§ **TASK BRIEF**
Write out the entire listing below exactly, with the pictures left out.

§ **SOURCE RECORDS**
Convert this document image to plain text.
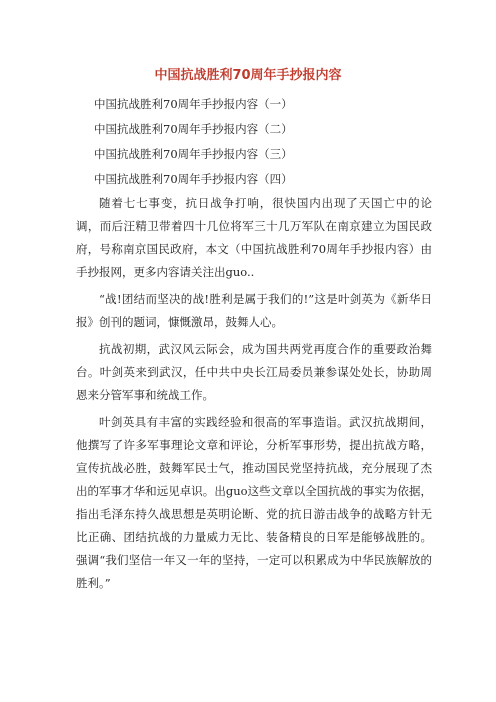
中国抗战胜利70周年手抄报内容
中国抗战胜利70周年手抄报内容（一）
中国抗战胜利70周年手抄报内容（二）
中国抗战胜利70周年手抄报内容（三）
中国抗战胜利70周年手抄报内容（四）

随着七七事变，抗日战争打响，很快国内出现了天国亡中的论调，而后汪精卫带着四十几位将军三十几万军队在南京建立为国民政府，号称南京国民政府，本文（中国抗战胜利70周年手抄报内容）由手抄报网，更多内容请关注出guo..

“战!团结而坚决的战!胜利是属于我们的!”这是叶剑英为《新华日报》创刊的题词，慷慨激昂，鼓舞人心。

抗战初期，武汉风云际会，成为国共两党再度合作的重要政治舞台。叶剑英来到武汉，任中共中央长江局委员兼参谋处处长，协助周恩来分管军事和统战工作。

叶剑英具有丰富的实践经验和很高的军事造诣。武汉抗战期间，他撰写了许多军事理论文章和评论，分析军事形势，提出抗战方略，宣传抗战必胜，鼓舞军民士气，推动国民党坚持抗战，充分展现了杰出的军事才华和远见卓识。出guo这些文章以全国抗战的事实为依据，指出毛泽东持久战思想是英明论断、党的抗日游击战争的战略方针无比正确、团结抗战的力量威力无比、装备精良的日军是能够战胜的。强调“我们坚信一年又一年的坚持，一定可以积累成为中华民族解放的胜利。”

§ **RESULT FOR THIS EXERCISE**
Convert this document image to plain text.
中国抗战胜利70周年手抄报内容
中国抗战胜利70周年手抄报内容（一）
中国抗战胜利70周年手抄报内容（二）
中国抗战胜利70周年手抄报内容（三）
中国抗战胜利70周年手抄报内容（四）

随着七七事变，抗日战争打响，很快国内出现了天国亡中的论调，而后汪精卫带着四十几位将军三十几万军队在南京建立为国民政府，号称南京国民政府，本文（中国抗战胜利70周年手抄报内容）由手抄报网，更多内容请关注出guo..

“战!团结而坚决的战!胜利是属于我们的!”这是叶剑英为《新华日报》创刊的题词，慷慨激昂，鼓舞人心。

抗战初期，武汉风云际会，成为国共两党再度合作的重要政治舞台。叶剑英来到武汉，任中共中央长江局委员兼参谋处处长，协助周恩来分管军事和统战工作。

叶剑英具有丰富的实践经验和很高的军事造诣。武汉抗战期间，他撰写了许多军事理论文章和评论，分析军事形势，提出抗战方略，宣传抗战必胜，鼓舞军民士气，推动国民党坚持抗战，充分展现了杰出的军事才华和远见卓识。出guo这些文章以全国抗战的事实为依据，指出毛泽东持久战思想是英明论断、党的抗日游击战争的战略方针无比正确、团结抗战的力量威力无比、装备精良的日军是能够战胜的。强调“我们坚信一年又一年的坚持，一定可以积累成为中华民族解放的胜利。”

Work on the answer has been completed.